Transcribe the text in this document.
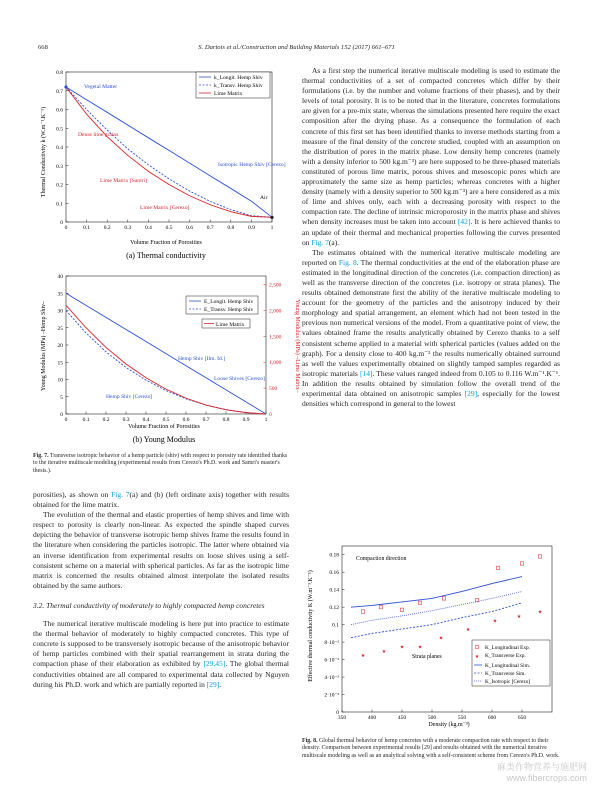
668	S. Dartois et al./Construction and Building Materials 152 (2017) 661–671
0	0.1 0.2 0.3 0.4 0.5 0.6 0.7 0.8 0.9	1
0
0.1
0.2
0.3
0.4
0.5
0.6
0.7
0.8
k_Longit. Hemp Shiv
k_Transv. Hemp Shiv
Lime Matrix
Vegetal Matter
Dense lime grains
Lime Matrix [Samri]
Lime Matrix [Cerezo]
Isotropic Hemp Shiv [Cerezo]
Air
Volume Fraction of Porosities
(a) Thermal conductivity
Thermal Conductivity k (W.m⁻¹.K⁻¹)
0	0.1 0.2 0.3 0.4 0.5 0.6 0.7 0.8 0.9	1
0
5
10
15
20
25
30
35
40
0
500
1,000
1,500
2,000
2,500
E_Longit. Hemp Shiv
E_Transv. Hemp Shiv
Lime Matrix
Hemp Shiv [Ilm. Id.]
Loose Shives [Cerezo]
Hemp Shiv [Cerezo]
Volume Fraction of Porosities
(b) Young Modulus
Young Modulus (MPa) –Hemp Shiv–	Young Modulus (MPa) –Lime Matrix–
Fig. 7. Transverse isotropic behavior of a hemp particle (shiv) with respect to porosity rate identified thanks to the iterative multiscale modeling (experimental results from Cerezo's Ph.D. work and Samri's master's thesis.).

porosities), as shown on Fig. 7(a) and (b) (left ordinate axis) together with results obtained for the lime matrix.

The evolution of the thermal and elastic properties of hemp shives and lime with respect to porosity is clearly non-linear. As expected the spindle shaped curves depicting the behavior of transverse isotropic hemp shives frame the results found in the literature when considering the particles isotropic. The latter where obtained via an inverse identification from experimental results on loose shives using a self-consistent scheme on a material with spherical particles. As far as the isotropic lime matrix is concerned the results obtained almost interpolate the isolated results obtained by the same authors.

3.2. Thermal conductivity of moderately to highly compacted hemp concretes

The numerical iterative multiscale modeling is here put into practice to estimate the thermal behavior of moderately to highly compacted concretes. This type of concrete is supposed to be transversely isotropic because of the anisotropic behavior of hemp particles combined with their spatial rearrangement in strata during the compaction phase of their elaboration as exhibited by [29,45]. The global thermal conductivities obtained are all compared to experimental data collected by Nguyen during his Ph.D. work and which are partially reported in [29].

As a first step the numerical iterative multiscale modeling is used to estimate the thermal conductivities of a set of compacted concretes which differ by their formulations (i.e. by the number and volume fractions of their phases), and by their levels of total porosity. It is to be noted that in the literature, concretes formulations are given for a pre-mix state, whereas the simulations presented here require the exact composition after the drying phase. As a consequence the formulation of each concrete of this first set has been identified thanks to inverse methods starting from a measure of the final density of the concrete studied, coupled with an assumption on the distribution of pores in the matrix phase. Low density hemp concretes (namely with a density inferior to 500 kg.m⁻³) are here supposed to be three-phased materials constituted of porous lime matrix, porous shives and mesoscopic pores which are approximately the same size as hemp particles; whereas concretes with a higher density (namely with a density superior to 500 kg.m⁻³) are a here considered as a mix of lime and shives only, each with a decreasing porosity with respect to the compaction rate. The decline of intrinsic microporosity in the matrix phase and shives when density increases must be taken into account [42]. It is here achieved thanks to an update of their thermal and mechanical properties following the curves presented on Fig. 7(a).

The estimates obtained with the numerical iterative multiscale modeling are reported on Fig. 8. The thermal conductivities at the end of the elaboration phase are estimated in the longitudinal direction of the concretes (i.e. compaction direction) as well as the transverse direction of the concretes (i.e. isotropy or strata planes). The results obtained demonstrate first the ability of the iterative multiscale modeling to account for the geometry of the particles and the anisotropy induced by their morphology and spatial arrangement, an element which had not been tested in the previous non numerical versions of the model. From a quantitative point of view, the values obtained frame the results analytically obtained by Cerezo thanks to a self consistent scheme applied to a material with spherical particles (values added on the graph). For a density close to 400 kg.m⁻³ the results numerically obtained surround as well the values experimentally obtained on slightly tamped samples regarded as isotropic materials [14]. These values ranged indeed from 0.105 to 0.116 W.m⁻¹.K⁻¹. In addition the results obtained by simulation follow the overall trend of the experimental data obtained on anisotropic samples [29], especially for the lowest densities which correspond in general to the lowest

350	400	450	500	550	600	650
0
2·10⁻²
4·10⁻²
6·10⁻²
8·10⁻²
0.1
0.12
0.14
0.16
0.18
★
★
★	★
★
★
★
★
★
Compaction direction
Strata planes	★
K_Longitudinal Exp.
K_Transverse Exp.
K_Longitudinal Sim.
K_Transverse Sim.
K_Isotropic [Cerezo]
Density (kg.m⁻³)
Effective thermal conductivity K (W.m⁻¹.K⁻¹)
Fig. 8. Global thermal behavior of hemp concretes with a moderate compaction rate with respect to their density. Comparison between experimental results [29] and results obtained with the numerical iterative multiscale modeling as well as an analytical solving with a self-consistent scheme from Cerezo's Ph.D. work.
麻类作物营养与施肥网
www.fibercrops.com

++++++++++

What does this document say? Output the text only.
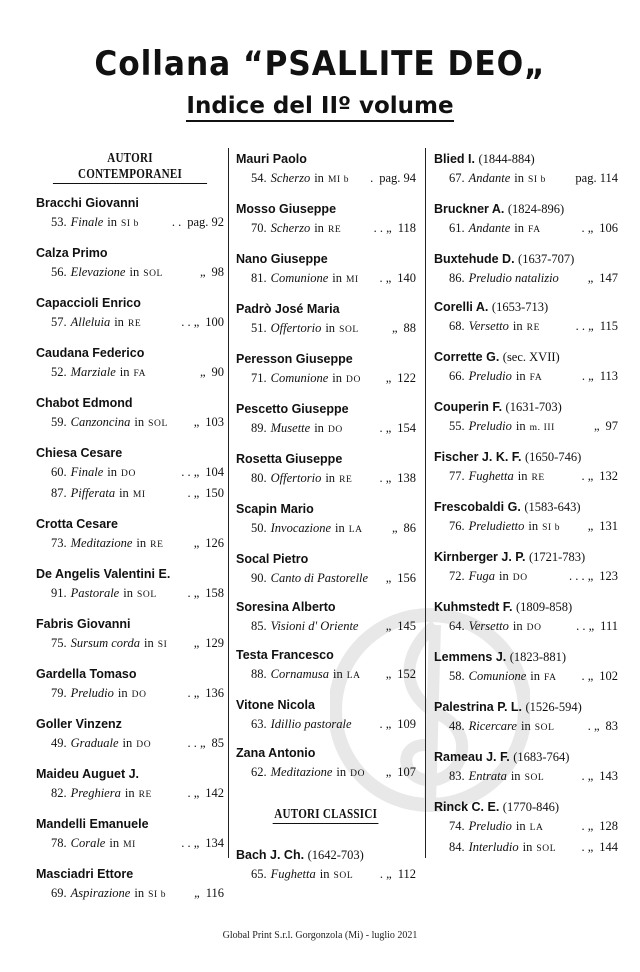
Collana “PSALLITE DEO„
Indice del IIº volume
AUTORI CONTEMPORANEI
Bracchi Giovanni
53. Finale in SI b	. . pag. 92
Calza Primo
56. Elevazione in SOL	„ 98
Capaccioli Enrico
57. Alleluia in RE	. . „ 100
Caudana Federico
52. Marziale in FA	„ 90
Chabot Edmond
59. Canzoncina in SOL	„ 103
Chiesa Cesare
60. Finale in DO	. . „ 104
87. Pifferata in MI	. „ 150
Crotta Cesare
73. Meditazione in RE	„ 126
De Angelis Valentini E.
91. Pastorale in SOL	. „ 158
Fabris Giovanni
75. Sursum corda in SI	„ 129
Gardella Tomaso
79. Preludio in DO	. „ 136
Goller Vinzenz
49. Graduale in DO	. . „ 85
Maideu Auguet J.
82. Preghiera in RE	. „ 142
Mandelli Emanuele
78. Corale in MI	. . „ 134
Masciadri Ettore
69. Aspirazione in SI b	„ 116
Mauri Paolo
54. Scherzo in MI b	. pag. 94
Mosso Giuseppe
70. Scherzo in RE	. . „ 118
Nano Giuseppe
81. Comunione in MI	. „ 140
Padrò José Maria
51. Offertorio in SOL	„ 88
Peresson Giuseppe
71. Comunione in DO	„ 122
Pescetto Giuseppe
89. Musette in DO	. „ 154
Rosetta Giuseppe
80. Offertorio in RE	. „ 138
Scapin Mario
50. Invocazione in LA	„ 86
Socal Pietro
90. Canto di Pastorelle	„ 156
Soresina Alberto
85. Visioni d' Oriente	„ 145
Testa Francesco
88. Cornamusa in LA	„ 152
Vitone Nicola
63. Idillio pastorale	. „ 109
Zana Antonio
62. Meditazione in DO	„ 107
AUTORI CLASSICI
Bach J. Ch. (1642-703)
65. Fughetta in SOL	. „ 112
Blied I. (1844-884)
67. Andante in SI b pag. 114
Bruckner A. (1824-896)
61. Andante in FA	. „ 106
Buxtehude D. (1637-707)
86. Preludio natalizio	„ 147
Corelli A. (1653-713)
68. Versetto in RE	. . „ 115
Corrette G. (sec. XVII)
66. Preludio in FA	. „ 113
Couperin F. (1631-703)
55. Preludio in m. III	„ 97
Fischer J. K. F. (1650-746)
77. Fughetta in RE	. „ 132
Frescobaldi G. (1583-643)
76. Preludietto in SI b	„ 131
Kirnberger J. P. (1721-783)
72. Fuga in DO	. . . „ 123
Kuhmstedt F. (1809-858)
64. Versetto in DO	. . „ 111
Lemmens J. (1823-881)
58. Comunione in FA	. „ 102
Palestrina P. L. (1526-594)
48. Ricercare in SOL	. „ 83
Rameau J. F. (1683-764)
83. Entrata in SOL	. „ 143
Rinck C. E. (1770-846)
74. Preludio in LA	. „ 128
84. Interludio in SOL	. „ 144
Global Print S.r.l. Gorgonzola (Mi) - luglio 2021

++++++++++

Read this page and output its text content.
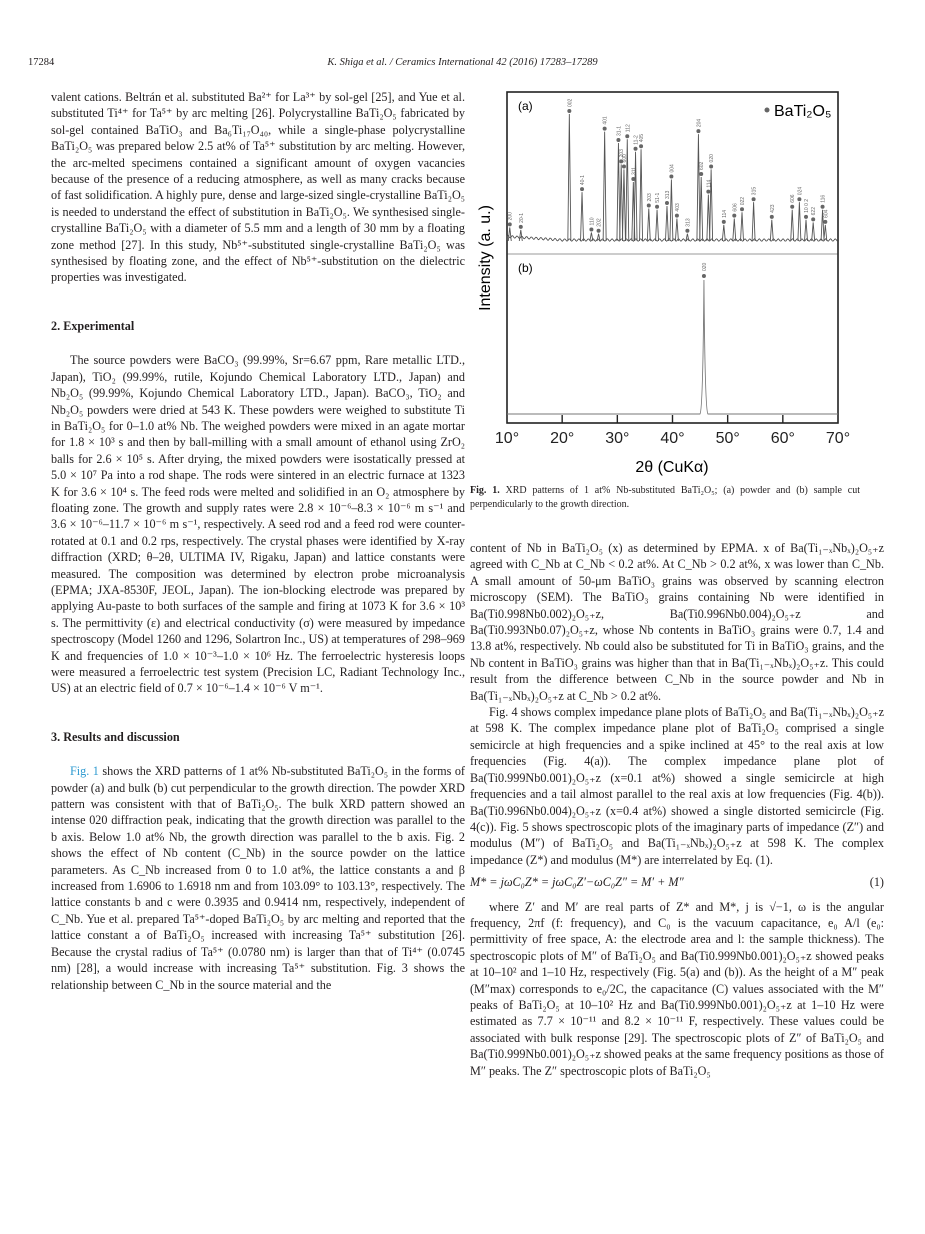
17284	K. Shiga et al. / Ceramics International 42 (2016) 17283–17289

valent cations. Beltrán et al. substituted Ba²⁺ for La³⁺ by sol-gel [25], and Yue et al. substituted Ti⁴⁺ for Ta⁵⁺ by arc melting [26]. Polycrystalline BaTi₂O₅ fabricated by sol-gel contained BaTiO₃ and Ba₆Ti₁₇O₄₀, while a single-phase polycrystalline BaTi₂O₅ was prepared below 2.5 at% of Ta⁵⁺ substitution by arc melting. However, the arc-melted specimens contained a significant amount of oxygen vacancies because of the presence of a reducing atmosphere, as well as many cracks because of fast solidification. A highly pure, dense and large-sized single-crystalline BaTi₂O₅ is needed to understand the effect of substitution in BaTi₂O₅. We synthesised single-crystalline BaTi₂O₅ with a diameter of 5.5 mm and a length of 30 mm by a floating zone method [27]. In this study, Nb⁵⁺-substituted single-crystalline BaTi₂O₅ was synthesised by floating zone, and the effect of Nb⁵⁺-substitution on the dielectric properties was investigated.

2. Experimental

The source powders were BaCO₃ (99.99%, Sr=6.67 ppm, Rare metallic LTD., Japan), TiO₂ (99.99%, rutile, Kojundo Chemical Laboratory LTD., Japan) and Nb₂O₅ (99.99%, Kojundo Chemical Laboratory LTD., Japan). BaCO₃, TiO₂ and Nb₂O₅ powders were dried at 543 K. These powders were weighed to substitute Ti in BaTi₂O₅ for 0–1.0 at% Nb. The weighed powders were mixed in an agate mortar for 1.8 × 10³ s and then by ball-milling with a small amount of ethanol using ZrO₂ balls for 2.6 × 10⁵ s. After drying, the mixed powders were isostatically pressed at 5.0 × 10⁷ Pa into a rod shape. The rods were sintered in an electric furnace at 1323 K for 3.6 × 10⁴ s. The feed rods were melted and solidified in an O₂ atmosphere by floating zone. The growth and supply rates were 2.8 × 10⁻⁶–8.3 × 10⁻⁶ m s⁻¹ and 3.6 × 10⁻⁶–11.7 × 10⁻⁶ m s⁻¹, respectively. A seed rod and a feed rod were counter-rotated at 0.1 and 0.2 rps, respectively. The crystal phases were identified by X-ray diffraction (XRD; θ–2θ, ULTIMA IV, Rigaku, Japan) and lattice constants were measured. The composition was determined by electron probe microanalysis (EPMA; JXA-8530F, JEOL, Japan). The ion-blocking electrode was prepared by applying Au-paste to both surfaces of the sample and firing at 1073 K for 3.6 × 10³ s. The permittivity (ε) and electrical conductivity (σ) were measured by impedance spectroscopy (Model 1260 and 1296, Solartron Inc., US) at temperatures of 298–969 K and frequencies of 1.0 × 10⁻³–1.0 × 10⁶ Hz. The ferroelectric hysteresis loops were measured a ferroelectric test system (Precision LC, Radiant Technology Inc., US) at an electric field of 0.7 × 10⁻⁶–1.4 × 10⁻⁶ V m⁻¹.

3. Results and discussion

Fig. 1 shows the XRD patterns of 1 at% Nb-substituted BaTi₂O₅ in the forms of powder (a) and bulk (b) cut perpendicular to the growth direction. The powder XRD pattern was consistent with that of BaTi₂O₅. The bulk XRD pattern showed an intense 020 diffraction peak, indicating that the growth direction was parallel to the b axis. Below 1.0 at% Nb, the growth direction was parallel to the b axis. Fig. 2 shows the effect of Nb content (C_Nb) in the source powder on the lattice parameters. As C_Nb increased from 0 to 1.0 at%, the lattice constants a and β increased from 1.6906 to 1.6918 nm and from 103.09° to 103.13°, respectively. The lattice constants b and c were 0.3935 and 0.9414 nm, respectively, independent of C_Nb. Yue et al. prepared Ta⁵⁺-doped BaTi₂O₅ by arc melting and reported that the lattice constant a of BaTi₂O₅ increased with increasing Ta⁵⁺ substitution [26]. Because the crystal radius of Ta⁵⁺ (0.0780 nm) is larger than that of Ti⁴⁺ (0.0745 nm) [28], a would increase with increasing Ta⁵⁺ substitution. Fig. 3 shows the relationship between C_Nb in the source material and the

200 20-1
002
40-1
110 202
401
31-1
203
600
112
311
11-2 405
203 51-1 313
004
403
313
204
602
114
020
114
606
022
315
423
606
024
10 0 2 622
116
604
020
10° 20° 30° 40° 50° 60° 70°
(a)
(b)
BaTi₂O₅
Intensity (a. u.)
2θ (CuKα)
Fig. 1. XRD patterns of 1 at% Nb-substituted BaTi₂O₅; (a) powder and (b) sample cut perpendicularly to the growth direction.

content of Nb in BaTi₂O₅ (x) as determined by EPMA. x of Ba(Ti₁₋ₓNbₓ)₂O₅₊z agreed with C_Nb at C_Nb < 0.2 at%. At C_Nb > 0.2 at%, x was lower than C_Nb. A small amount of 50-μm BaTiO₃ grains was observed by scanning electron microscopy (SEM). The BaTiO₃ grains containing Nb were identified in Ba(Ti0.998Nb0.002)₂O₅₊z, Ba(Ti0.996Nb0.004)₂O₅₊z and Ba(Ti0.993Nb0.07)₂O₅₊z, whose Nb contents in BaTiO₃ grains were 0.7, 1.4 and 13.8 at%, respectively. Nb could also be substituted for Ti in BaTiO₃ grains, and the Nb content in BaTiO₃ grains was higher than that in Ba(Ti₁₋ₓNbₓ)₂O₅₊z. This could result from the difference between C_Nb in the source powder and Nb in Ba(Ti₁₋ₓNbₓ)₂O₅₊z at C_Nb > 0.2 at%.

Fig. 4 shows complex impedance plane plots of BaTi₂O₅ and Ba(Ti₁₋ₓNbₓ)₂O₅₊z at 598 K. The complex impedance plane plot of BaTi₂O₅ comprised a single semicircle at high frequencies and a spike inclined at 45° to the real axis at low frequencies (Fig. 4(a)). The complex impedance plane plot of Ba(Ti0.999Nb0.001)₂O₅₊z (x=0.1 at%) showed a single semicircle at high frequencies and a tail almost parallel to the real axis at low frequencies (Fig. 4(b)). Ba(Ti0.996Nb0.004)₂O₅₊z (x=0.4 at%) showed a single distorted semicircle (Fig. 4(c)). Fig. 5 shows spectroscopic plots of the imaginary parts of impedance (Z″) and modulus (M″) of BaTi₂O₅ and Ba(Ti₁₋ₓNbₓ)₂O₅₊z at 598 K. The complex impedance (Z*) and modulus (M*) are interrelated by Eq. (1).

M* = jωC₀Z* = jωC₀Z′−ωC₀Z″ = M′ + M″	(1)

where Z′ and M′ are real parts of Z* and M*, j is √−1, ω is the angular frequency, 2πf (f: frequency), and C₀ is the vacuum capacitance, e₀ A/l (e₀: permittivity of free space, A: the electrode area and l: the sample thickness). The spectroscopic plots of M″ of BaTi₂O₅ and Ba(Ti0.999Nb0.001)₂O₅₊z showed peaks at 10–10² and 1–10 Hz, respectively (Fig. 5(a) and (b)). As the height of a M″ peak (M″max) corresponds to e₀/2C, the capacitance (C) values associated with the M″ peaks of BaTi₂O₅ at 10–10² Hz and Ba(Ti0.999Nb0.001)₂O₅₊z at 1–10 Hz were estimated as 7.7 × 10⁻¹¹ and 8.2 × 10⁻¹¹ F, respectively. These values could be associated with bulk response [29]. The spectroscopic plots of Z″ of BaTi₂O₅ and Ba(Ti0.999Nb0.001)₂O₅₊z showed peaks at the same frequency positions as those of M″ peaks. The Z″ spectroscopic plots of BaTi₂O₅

++++++++++

Problem to solve
Say how many lines in the entries contain the string "AUTORI", and say nothing else.

Answer to the problem
2